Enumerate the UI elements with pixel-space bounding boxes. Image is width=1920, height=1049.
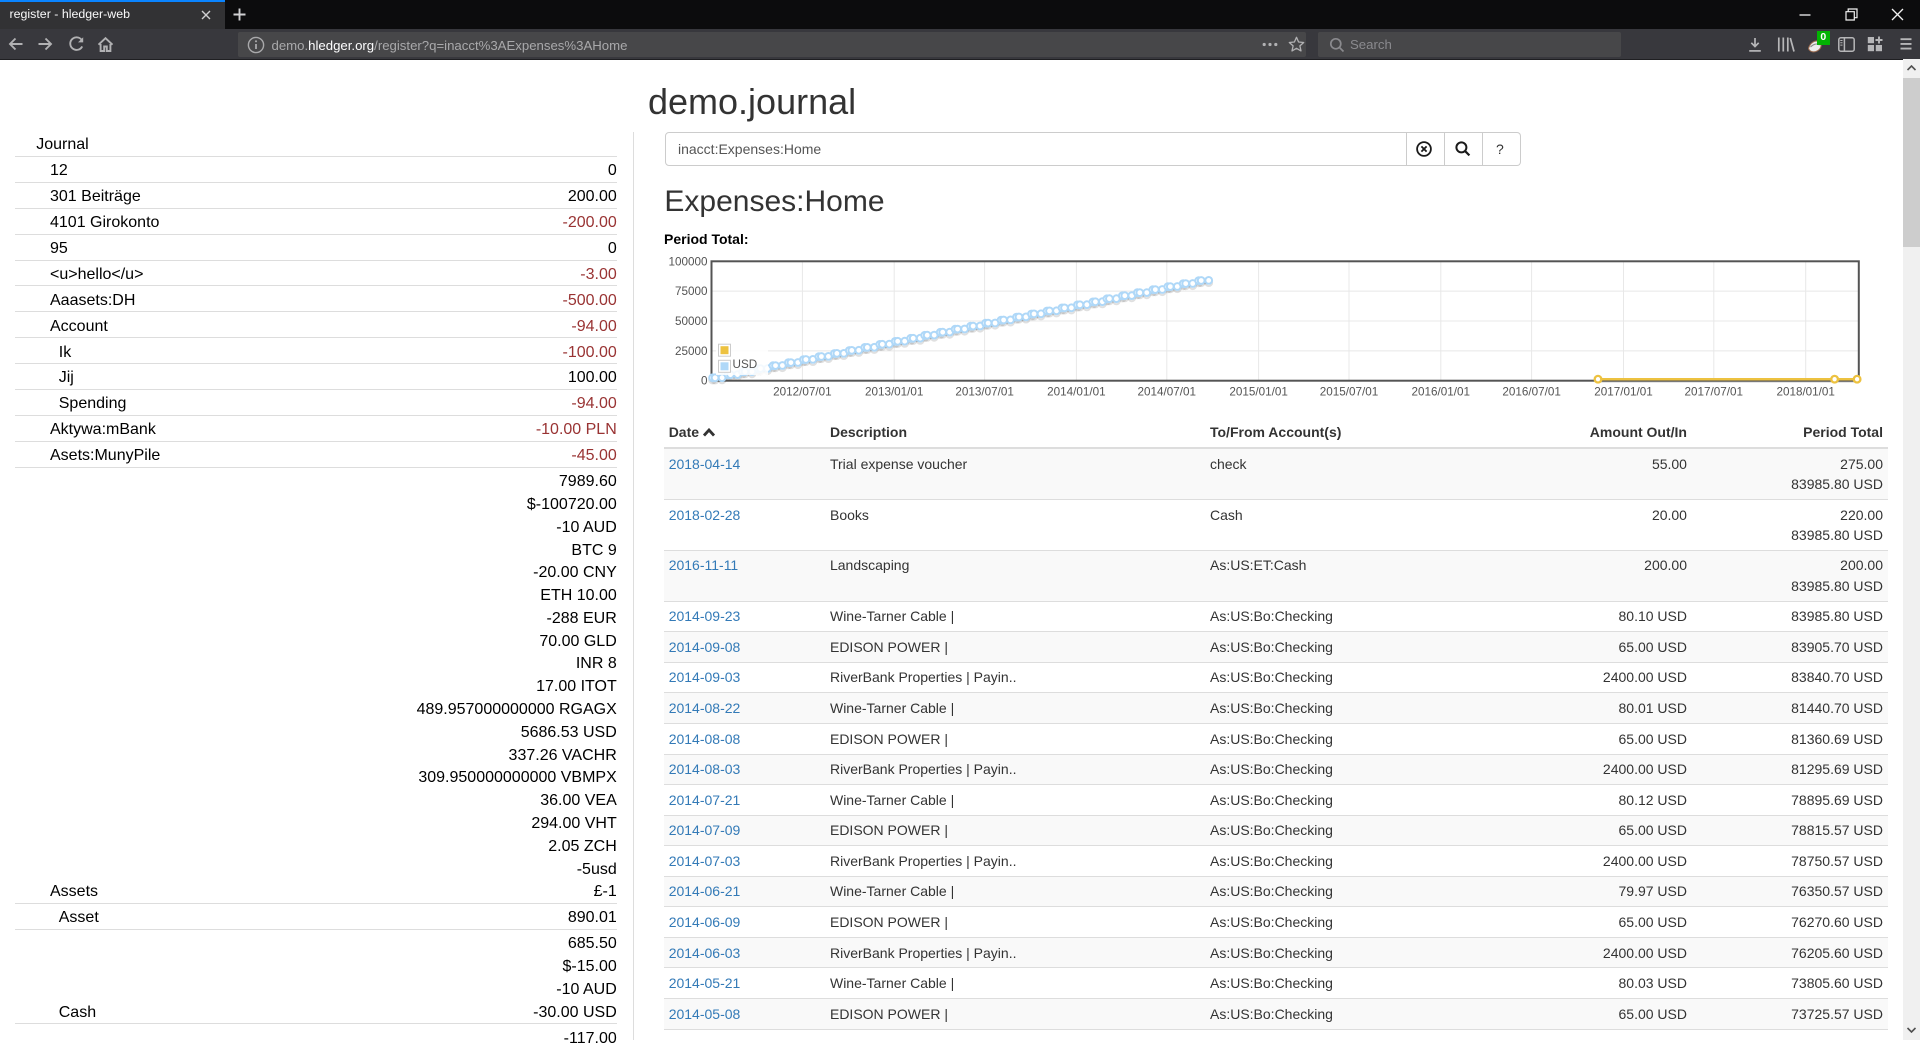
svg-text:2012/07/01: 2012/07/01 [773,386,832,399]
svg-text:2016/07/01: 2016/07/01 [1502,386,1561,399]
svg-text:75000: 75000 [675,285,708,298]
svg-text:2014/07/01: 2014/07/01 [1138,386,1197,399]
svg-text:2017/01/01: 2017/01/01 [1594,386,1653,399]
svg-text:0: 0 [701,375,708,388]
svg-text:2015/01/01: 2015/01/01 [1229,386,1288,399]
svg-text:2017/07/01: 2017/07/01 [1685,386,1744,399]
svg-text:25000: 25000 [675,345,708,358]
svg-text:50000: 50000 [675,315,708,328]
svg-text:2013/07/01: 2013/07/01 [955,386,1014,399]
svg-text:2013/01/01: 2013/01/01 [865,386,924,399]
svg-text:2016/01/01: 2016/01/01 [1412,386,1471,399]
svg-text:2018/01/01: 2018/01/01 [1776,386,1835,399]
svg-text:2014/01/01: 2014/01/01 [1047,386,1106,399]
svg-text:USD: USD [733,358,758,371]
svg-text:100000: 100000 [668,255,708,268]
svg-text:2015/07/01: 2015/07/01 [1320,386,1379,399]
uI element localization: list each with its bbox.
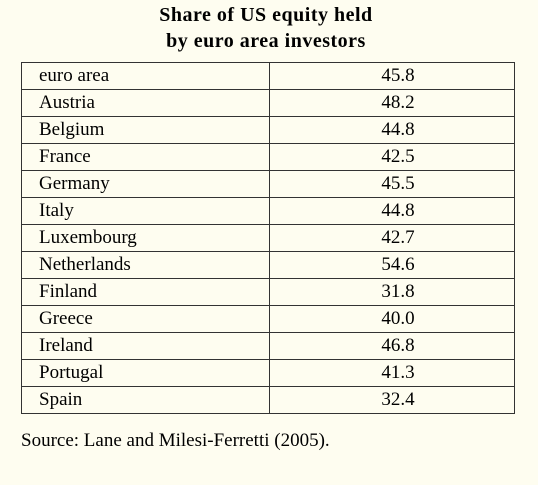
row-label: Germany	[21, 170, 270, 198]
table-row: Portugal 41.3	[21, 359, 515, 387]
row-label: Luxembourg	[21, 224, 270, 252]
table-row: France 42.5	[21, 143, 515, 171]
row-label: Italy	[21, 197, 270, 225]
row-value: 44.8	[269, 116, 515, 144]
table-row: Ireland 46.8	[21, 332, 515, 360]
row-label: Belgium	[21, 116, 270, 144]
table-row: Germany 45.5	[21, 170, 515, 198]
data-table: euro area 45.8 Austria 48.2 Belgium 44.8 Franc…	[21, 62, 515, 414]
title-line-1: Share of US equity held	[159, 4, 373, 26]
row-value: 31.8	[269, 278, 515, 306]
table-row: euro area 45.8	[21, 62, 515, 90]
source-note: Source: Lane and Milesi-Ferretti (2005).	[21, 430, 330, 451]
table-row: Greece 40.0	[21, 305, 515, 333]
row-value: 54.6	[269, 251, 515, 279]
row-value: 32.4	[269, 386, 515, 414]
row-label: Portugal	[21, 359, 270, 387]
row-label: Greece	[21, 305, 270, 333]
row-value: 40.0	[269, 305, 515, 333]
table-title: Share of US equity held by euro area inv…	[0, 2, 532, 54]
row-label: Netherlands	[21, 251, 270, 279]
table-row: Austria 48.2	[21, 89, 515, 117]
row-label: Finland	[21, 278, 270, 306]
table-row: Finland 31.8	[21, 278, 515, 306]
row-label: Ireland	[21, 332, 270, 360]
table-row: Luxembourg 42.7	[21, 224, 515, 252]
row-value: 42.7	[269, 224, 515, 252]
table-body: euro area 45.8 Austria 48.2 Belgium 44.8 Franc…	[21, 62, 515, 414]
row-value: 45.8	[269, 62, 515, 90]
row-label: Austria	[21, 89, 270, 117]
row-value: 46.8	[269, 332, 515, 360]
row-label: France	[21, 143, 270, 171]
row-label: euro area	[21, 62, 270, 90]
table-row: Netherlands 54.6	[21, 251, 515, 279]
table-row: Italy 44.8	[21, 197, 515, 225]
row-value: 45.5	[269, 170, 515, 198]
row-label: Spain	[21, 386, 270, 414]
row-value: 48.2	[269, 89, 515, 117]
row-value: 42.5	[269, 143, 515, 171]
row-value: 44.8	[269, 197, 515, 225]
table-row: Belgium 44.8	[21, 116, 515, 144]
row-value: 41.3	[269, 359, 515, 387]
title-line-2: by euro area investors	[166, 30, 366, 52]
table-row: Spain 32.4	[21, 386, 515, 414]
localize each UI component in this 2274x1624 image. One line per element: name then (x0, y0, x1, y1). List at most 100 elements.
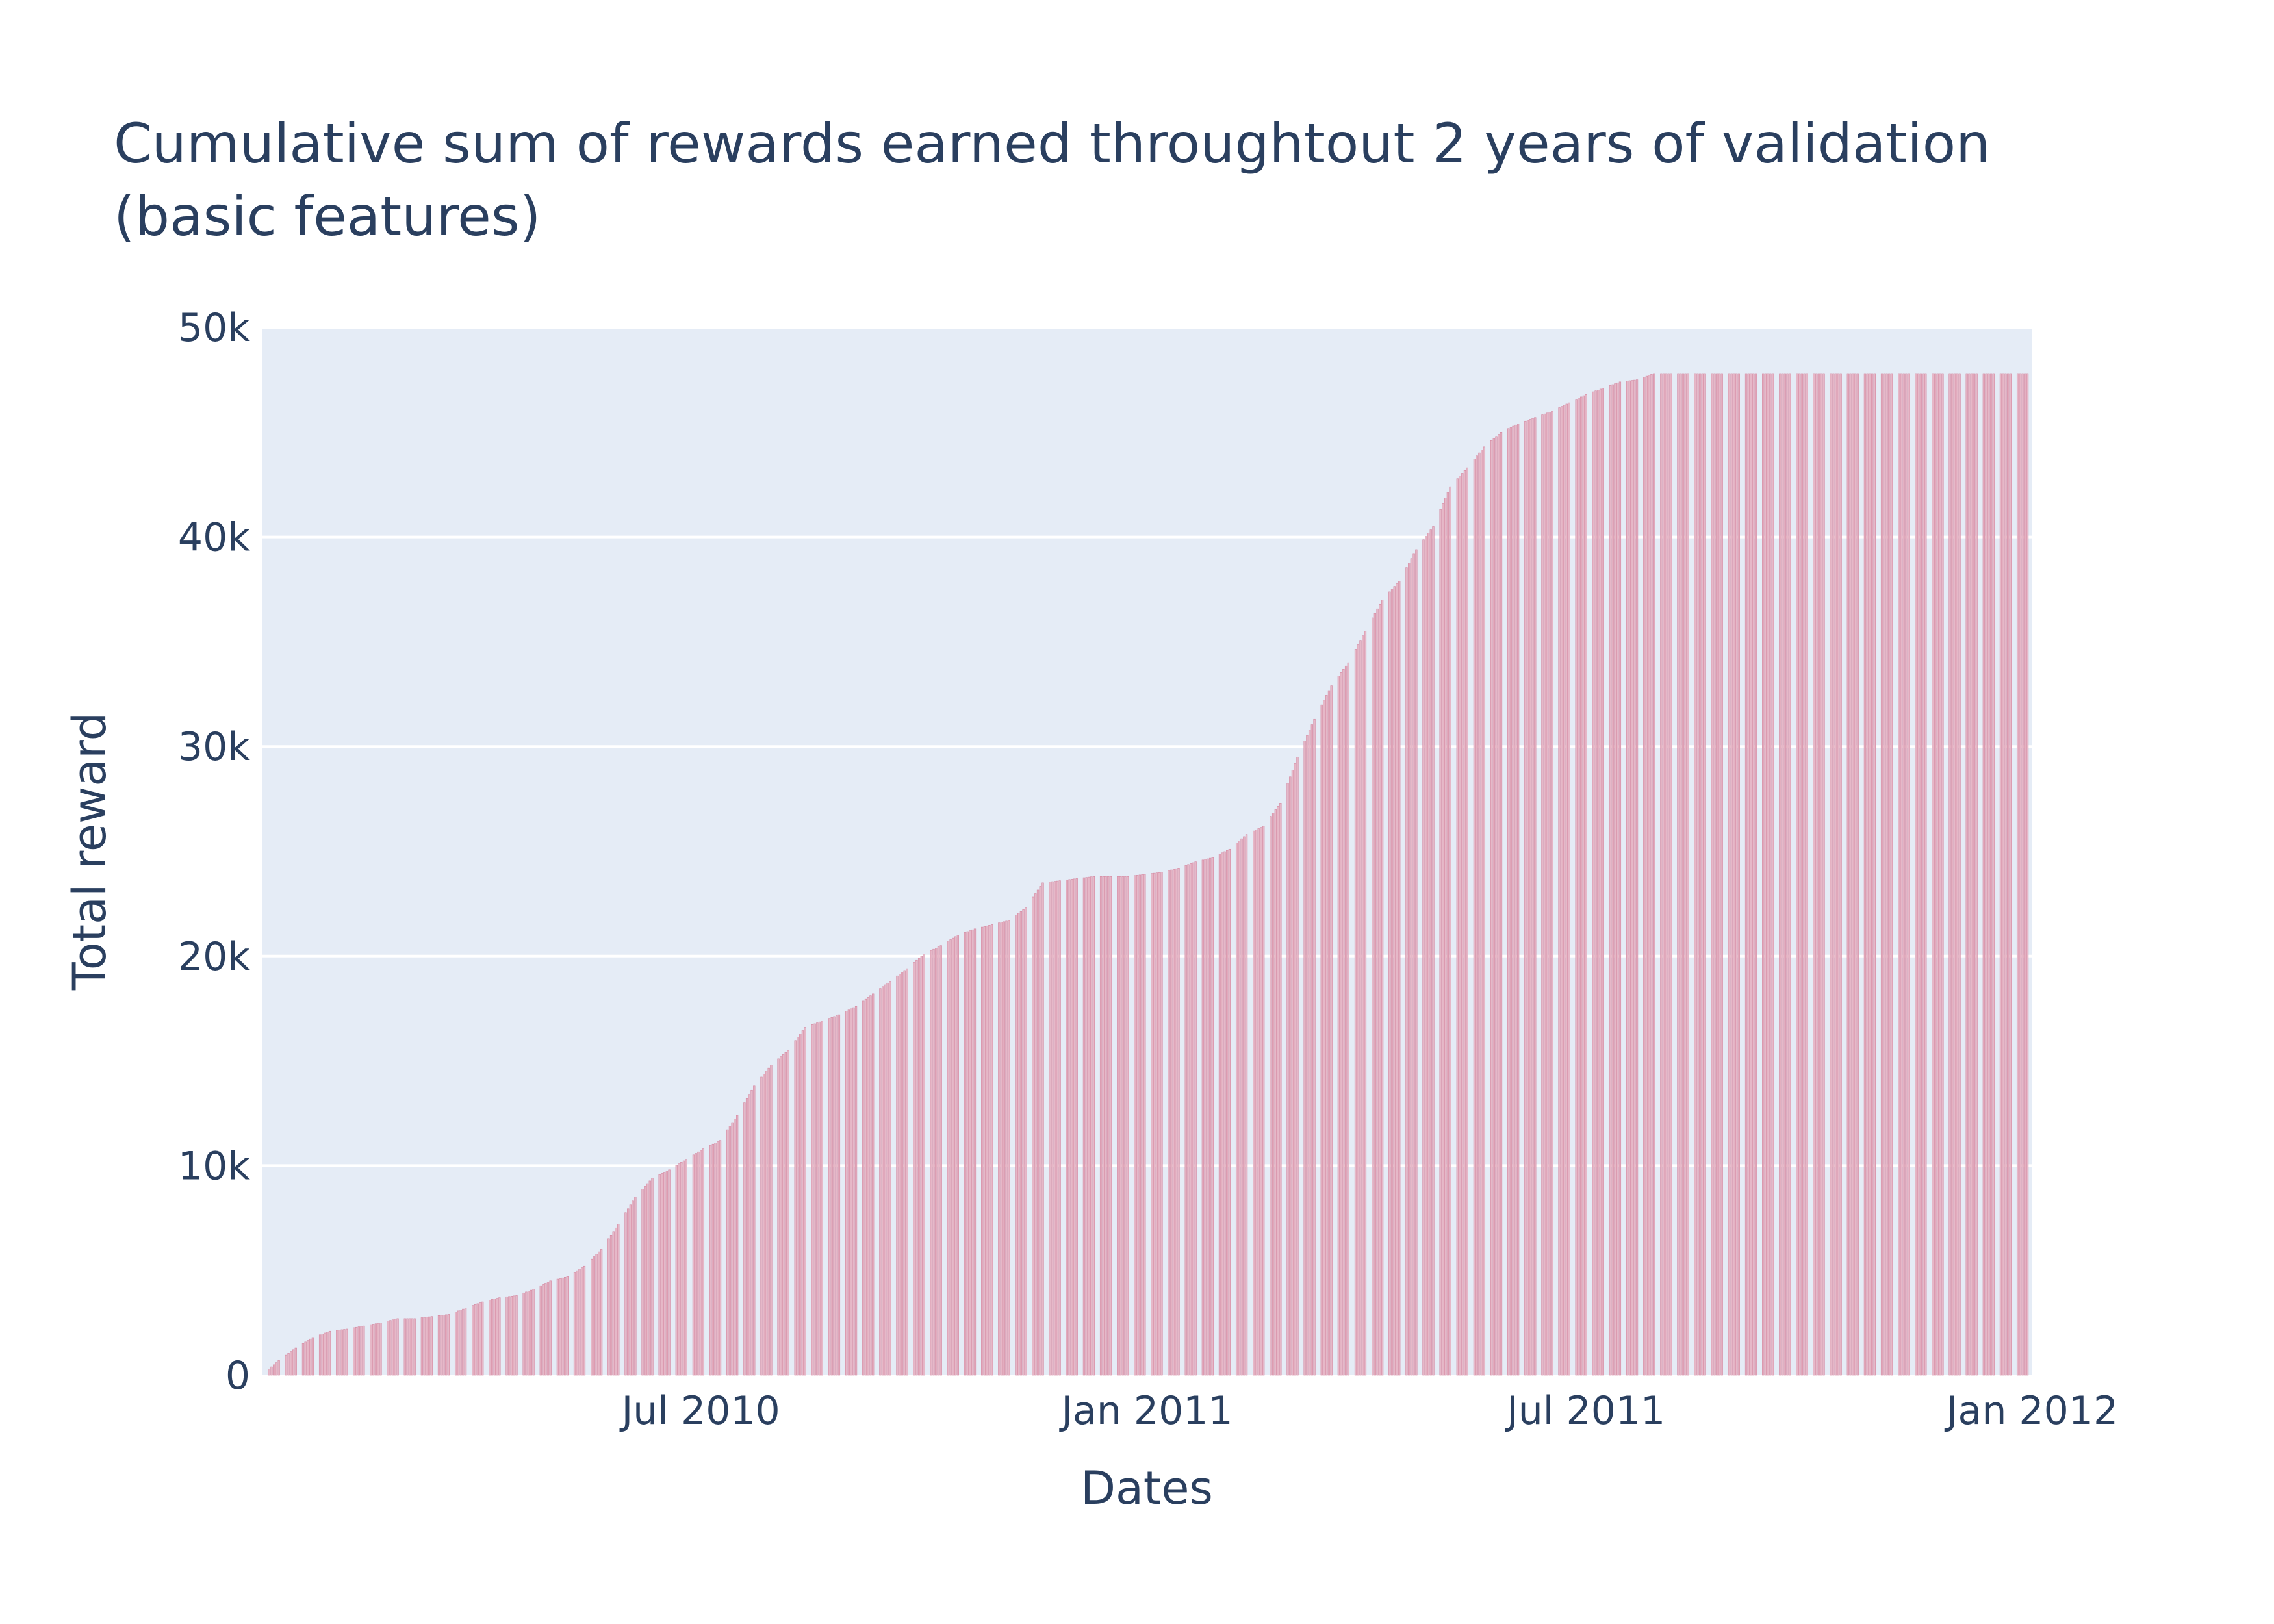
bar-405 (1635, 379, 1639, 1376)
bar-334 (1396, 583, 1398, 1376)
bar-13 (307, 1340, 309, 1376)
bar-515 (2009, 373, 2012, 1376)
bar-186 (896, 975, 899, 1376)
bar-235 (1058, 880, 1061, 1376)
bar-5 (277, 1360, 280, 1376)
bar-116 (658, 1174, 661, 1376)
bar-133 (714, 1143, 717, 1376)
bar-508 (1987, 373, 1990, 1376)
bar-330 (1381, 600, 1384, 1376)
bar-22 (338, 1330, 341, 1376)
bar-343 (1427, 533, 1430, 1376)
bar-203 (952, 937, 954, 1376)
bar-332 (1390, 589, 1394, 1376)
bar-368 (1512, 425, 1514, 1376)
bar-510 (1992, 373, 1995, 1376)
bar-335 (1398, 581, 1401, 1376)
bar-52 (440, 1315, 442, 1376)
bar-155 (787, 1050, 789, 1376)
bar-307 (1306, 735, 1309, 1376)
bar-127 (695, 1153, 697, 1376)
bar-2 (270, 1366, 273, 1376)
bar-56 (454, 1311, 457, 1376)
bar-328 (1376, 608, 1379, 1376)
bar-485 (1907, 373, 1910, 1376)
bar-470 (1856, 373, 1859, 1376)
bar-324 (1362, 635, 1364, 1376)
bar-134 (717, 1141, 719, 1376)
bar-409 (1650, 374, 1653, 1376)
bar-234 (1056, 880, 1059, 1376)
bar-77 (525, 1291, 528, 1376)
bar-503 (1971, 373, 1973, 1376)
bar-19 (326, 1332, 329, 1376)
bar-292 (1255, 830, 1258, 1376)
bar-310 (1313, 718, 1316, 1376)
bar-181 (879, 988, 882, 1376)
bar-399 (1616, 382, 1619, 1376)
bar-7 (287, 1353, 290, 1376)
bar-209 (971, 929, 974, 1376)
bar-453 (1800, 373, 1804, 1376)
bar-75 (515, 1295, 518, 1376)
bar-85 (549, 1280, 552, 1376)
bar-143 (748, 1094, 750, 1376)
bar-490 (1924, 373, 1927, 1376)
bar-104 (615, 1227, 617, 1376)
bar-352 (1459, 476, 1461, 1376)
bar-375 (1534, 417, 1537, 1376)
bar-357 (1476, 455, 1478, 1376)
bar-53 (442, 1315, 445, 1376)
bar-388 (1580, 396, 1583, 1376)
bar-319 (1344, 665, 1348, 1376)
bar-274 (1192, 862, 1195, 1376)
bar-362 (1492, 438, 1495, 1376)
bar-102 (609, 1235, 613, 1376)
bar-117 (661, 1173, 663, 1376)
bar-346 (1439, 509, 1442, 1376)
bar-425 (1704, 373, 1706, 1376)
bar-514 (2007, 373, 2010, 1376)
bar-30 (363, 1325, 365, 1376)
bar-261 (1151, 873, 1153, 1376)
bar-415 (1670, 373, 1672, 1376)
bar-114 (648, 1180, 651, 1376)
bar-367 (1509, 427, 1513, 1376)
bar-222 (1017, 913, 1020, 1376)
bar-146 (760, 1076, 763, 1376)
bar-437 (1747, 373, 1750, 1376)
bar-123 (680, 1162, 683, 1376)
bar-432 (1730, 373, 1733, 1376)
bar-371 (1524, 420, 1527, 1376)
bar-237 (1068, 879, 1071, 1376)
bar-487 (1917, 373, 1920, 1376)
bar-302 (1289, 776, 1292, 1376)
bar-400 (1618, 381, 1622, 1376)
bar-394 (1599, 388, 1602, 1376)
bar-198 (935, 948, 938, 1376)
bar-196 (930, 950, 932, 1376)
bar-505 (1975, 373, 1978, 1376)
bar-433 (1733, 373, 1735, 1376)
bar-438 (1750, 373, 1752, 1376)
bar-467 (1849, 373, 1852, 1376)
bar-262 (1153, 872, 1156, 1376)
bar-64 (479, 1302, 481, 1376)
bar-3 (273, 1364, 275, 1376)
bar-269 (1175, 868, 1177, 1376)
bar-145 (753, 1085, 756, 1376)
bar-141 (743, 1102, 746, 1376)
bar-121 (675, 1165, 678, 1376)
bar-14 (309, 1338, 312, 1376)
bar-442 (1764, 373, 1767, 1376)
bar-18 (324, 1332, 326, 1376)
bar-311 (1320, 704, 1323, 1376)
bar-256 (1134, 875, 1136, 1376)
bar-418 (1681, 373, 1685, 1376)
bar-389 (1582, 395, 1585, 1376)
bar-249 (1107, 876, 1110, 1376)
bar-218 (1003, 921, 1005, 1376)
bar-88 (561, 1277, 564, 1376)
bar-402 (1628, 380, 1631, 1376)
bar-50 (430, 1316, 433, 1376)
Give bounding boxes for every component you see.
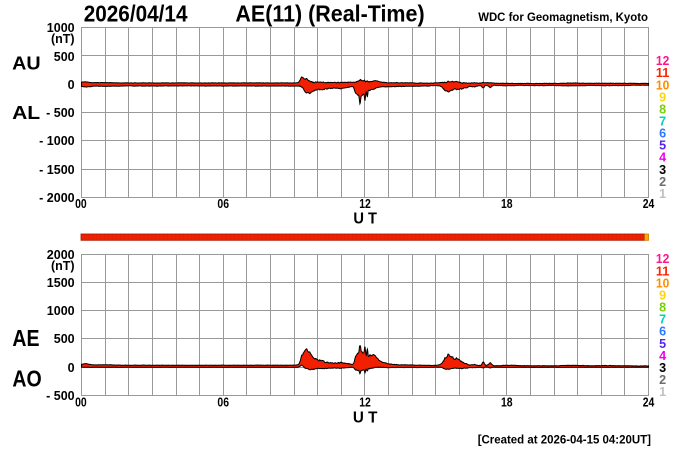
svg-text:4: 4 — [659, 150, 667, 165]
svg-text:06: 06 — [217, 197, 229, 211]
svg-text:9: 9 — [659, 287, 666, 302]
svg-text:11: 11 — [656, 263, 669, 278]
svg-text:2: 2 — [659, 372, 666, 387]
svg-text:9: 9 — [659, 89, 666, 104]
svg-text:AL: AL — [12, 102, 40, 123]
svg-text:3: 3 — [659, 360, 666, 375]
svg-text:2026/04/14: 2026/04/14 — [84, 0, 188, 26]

- Instruction
Convert the lines between the one containing "bar-405 (1635, 379, 1639, 1376)" and the one containing "bar-485 (1907, 373, 1910, 1376)", inclusive, into a Markdown table with the columns Row and Line, skipping any blank lines.

- Response below
| Row | Line |
|---|---|
| 1 | bar-405 (1635, 379, 1639, 1376) |
| 2 | bar-334 (1396, 583, 1398, 1376) |
| 3 | bar-13 (307, 1340, 309, 1376) |
| 4 | bar-515 (2009, 373, 2012, 1376) |
| 5 | bar-186 (896, 975, 899, 1376) |
| 6 | bar-235 (1058, 880, 1061, 1376) |
| 7 | bar-5 (277, 1360, 280, 1376) |
| 8 | bar-116 (658, 1174, 661, 1376) |
| 9 | bar-133 (714, 1143, 717, 1376) |
| 10 | bar-508 (1987, 373, 1990, 1376) |
| 11 | bar-330 (1381, 600, 1384, 1376) |
| 12 | bar-22 (338, 1330, 341, 1376) |
| 13 | bar-343 (1427, 533, 1430, 1376) |
| 14 | bar-203 (952, 937, 954, 1376) |
| 15 | bar-332 (1390, 589, 1394, 1376) |
| 16 | bar-368 (1512, 425, 1514, 1376) |
| 17 | bar-510 (1992, 373, 1995, 1376) |
| 18 | bar-335 (1398, 581, 1401, 1376) |
| 19 | bar-52 (440, 1315, 442, 1376) |
| 20 | bar-155 (787, 1050, 789, 1376) |
| 21 | bar-307 (1306, 735, 1309, 1376) |
| 22 | bar-127 (695, 1153, 697, 1376) |
| 23 | bar-2 (270, 1366, 273, 1376) |
| 24 | bar-56 (454, 1311, 457, 1376) |
| 25 | bar-328 (1376, 608, 1379, 1376) |
| 26 | bar-485 (1907, 373, 1910, 1376) |